**Texte fourni:**

Nansi Nguetchouang Yorick, Camerounais établi en France, est aujourd’hui à la tête de plusieurs entreprises prospères. Parmi elles, Rya services, une société qui rattache l’Afrique et l’Europe à travers le fret aérien. Pourtant, au-delà de ses réussites économiques, c’est un homme aux prises avec des épreuves intimes que nous avons rencontré. Notre entretien, initialement centré sur ses affaires, s’est rapidement transformé en un témoignage poignant sur les luttes familiales qui ont bouleversé sa vie après la perte de son père. Respectant sa volonté de se confier, nous avons écouté avec une grande attention ce qu’il avait sur le cœur.
Bien que nous vous ayons déjà reçu, pourriez-vous nous offrir une brève présentation de vous ?

**Lignes de données:**
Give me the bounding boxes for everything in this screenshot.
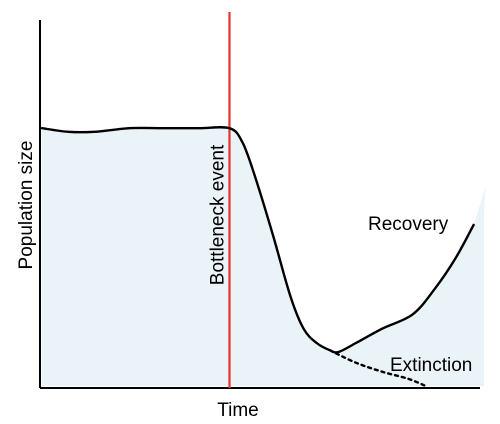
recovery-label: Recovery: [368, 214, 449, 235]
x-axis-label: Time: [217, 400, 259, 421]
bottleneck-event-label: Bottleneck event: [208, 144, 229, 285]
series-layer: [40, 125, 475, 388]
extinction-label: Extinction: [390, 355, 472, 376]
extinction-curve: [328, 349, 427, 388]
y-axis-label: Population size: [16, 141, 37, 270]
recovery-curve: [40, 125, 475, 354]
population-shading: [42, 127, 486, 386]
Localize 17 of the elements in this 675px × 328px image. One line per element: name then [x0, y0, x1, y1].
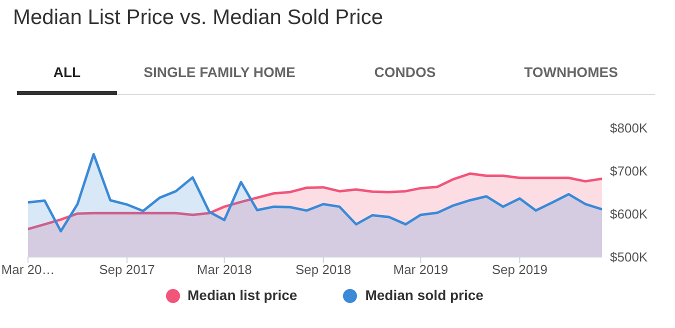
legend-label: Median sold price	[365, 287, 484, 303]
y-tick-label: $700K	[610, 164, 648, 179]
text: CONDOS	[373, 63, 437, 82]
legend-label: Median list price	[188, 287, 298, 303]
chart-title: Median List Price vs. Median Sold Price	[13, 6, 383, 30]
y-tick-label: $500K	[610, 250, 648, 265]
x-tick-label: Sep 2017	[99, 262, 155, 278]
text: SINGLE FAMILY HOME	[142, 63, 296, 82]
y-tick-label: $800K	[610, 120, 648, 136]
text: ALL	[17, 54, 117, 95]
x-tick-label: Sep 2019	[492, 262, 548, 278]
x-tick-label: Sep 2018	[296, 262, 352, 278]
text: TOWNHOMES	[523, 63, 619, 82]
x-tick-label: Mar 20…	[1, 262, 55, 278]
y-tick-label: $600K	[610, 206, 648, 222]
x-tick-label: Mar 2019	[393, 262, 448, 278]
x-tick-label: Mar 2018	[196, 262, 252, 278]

--

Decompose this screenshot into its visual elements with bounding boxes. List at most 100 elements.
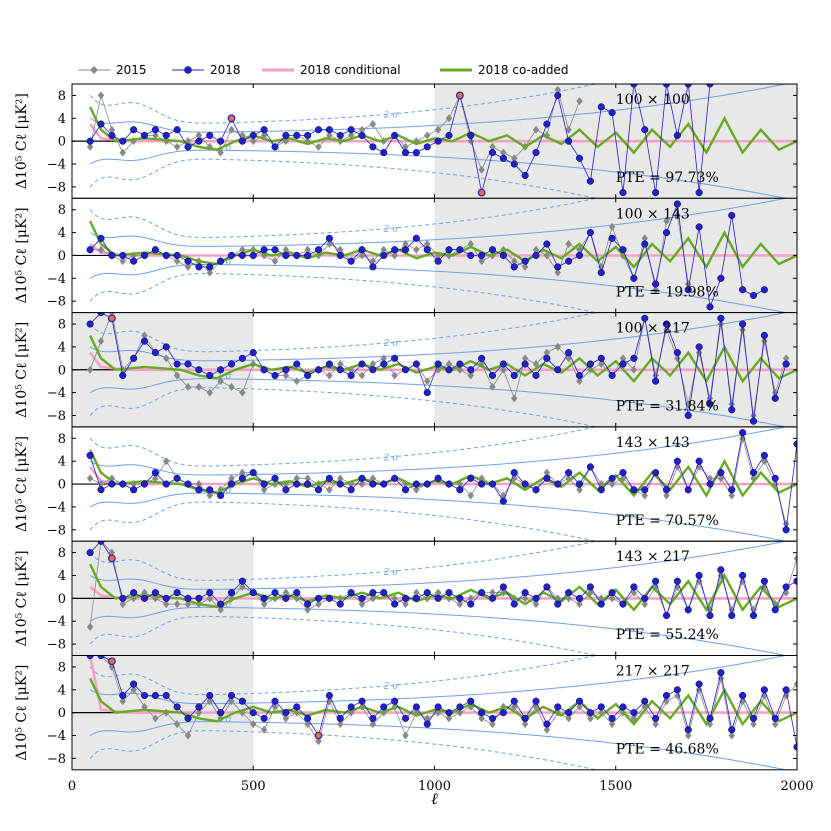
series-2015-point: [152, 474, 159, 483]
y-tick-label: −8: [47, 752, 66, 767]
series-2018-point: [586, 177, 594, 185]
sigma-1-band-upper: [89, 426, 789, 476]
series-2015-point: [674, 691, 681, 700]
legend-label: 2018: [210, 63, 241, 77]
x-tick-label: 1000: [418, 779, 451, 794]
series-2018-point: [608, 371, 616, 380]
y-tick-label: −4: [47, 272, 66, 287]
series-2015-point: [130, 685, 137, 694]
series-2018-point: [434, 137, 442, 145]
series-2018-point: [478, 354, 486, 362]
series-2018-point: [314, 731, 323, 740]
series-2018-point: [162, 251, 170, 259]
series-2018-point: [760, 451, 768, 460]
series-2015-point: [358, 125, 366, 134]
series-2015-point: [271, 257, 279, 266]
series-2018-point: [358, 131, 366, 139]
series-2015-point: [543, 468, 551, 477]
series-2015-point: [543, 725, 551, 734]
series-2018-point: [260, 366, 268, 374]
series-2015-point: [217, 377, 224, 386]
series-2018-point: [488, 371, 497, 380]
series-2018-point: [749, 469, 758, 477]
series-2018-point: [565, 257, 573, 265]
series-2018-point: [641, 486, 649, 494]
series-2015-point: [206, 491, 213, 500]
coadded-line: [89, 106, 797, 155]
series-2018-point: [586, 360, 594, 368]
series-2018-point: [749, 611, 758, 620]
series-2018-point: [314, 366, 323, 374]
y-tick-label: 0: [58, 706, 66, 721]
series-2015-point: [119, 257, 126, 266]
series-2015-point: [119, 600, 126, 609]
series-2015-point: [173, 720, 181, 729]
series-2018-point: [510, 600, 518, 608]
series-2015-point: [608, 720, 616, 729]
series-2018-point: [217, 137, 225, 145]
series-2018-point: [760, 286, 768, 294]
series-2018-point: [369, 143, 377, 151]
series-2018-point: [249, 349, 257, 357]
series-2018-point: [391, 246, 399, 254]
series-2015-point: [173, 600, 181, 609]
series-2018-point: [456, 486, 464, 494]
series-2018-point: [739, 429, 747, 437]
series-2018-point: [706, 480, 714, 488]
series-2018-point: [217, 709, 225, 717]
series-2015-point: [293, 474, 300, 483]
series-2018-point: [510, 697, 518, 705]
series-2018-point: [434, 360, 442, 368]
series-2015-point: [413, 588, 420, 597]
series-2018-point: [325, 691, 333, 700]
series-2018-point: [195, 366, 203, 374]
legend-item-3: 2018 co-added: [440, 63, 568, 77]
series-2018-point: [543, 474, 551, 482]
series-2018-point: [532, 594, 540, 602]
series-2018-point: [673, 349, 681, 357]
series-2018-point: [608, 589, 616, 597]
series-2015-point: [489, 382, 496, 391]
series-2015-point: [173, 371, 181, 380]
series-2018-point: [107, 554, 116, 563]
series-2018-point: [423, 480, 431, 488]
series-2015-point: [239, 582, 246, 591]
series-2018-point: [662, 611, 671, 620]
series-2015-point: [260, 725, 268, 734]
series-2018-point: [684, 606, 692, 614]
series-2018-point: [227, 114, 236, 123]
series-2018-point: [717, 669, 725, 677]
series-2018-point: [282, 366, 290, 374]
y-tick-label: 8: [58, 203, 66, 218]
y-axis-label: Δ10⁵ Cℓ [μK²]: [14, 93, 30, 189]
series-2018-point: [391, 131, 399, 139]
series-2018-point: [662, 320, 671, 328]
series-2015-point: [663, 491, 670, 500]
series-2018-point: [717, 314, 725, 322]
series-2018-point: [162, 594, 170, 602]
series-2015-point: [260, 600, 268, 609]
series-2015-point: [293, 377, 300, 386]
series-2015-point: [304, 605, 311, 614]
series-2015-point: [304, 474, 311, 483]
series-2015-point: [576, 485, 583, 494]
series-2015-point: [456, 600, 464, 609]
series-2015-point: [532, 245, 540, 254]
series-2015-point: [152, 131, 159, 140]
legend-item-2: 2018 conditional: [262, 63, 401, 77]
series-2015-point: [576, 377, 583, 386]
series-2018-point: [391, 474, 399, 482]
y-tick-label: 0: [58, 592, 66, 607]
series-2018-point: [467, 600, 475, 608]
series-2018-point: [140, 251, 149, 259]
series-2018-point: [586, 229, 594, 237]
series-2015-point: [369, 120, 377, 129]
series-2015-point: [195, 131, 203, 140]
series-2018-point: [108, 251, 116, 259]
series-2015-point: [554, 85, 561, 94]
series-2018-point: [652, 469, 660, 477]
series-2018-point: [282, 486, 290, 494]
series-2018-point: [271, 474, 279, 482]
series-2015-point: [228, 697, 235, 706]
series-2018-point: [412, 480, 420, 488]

**Exercices:**
1. Modifiez le passage du texte fourni qui va de "Nansi Nguetchouang Yorick, Camerounais" à "sur le cœur." en y remplaçant "fret aérien" par "transport maritime", puis recopiez-le.
2. Répondez aux questions suivantes d'après le texte fourni.
(a) De quelle nationalité est Nansi Nguetchouang Yorick ?
(b) Quel continent la société Rya services rattache-t-elle à l'Afrique ?
(c) Quelle perte a précédé les luttes familiales qui ont bouleversé sa vie ?
3. Poursuivez l'entretien avec Nansi Nguetchouang Yorick à partir de l'endroit où le texte fourni s'arrête.
Le matériel placé après le texte provient d'une autre source que celui-ci.

**Réponses:**
1.
Nansi Nguetchouang Yorick, Camerounais établi en France, est aujourd’hui à la tête de plusieurs entreprises prospères. Parmi elles, Rya services, une société qui rattache l’Afrique et l’Europe à travers le transport maritime. Pourtant, au-delà de ses réussites économiques, c’est un homme aux prises avec des épreuves intimes que nous avons rencontré. Notre entretien, initialement centré sur ses affaires, s’est rapidement transformé en un témoignage poignant sur les luttes familiales qui ont bouleversé sa vie après la perte de son père. Respectant sa volonté de se confier, nous avons écouté avec une grande attention ce qu’il avait sur le cœur.

2.
(a) Il est camerounais.
(b) L'Europe.
(c) La perte de son père.

3.
Je suis Nansi Nguetchouang Yorick, Camerounais d’origine, résidant aujourd’hui à Paris. Mon parcours éducatif a débuté au Cameroun, où j’ai achevé le second cycle, avant de poursuivre des formations en France, dans des domaines variés tels que la logistique, le transport et l’imprimerie. Actuellement, je dirige une société spécialisée dans le fret, aussi bien aérien que maritime. En parallèle, j’ai fondé une imprimerie au Cameroun. D’autres projets sont également en cours de développement.
Cet entretien était prévu de longue date, mais vous avez traversé une période difficile après la perte de votre père. Comment allez-vous aujourd’hui ?
Se remet-on jamais d’une telle douleur ? Le deuil, en Afrique, est souvent porteur de désolation et de conflits. La disparition d’un être cher bouleverse les équilibres. Des personnes avec qui vous étiez en harmonie deviennent subitement des adversaires. L’hypocrisie et la mesquinerie émergent, et vous voilà, encore et encore, en larmes, pleurant non seulement l’absence du défunt, mais aussi la paix qu’il représentait. Mon père était un homme de paix. Depuis son départ, c’est la discorde qui règne.
On sent une profonde déception dans vos paroles. Parlez-vous de l’harmonie familiale ? Votre père, un homme respecté, n’avait-il pas pris les dispositions nécessaires avant de s’en aller ?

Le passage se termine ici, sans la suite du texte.